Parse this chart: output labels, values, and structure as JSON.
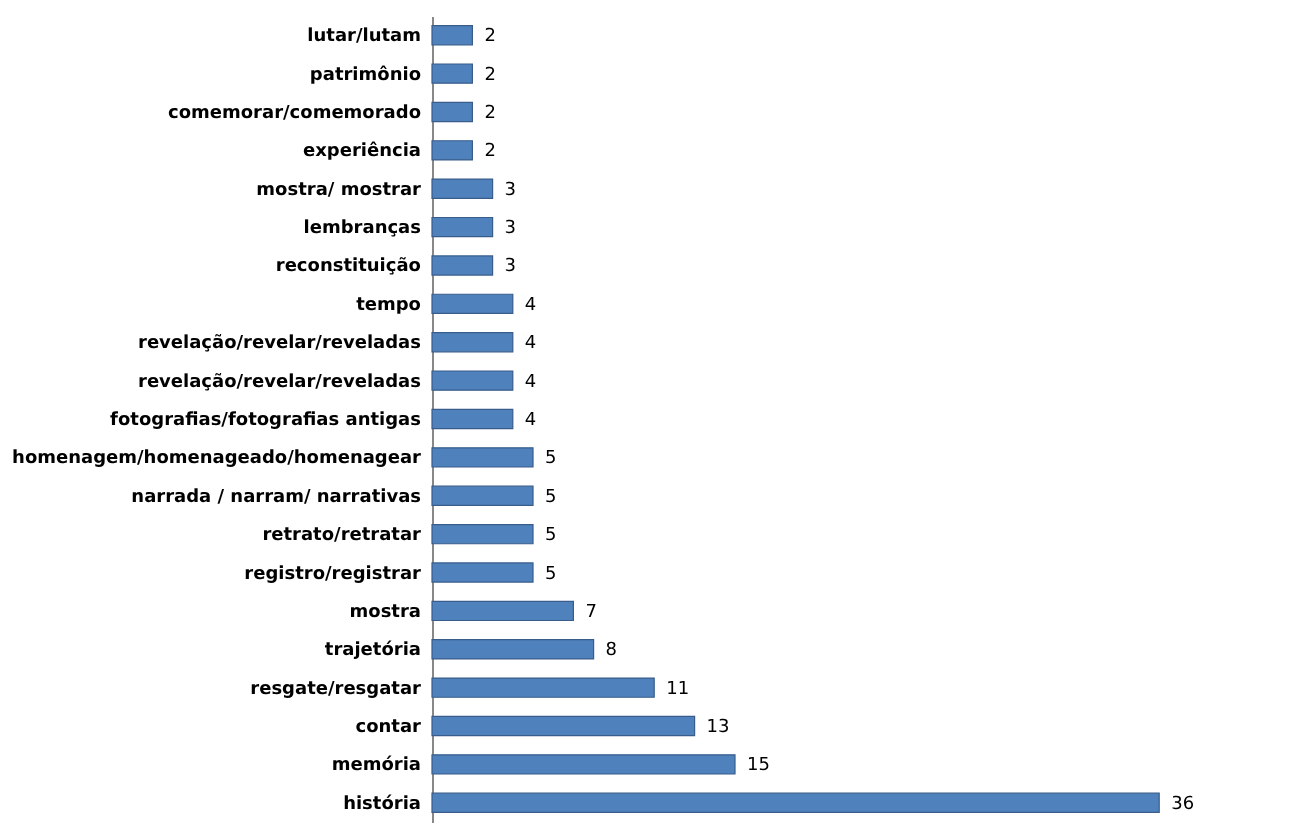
{
  "chart_data": {
    "type": "bar",
    "orientation": "horizontal",
    "data_labels": true,
    "categories": [
      "lutar/lutam",
      "patrimônio",
      "comemorar/comemorado",
      "experiência",
      "mostra/ mostrar",
      "lembranças",
      "reconstituição",
      "tempo",
      "revelação/revelar/reveladas",
      "revelação/revelar/reveladas",
      "fotografias/fotografias antigas",
      "homenagem/homenageado/homenagear",
      "narrada / narram/ narrativas",
      "retrato/retratar",
      "registro/registrar",
      "mostra",
      "trajetória",
      "resgate/resgatar",
      "contar",
      "memória",
      "história"
    ],
    "values": [
      2,
      2,
      2,
      2,
      3,
      3,
      3,
      4,
      4,
      4,
      4,
      5,
      5,
      5,
      5,
      7,
      8,
      11,
      13,
      15,
      36
    ],
    "color": "#4f81bd"
  }
}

-- Goal --
Copy out the data above exactly, except the pictures.

-- Result of this exercise --
Parse this chart: output labels, values, and structure as JSON.
{
  "chart_data": {
    "type": "bar",
    "orientation": "horizontal",
    "data_labels": true,
    "categories": [
      "lutar/lutam",
      "patrimônio",
      "comemorar/comemorado",
      "experiência",
      "mostra/ mostrar",
      "lembranças",
      "reconstituição",
      "tempo",
      "revelação/revelar/reveladas",
      "revelação/revelar/reveladas",
      "fotografias/fotografias antigas",
      "homenagem/homenageado/homenagear",
      "narrada / narram/ narrativas",
      "retrato/retratar",
      "registro/registrar",
      "mostra",
      "trajetória",
      "resgate/resgatar",
      "contar",
      "memória",
      "história"
    ],
    "values": [
      2,
      2,
      2,
      2,
      3,
      3,
      3,
      4,
      4,
      4,
      4,
      5,
      5,
      5,
      5,
      7,
      8,
      11,
      13,
      15,
      36
    ],
    "color": "#4f81bd"
  }
}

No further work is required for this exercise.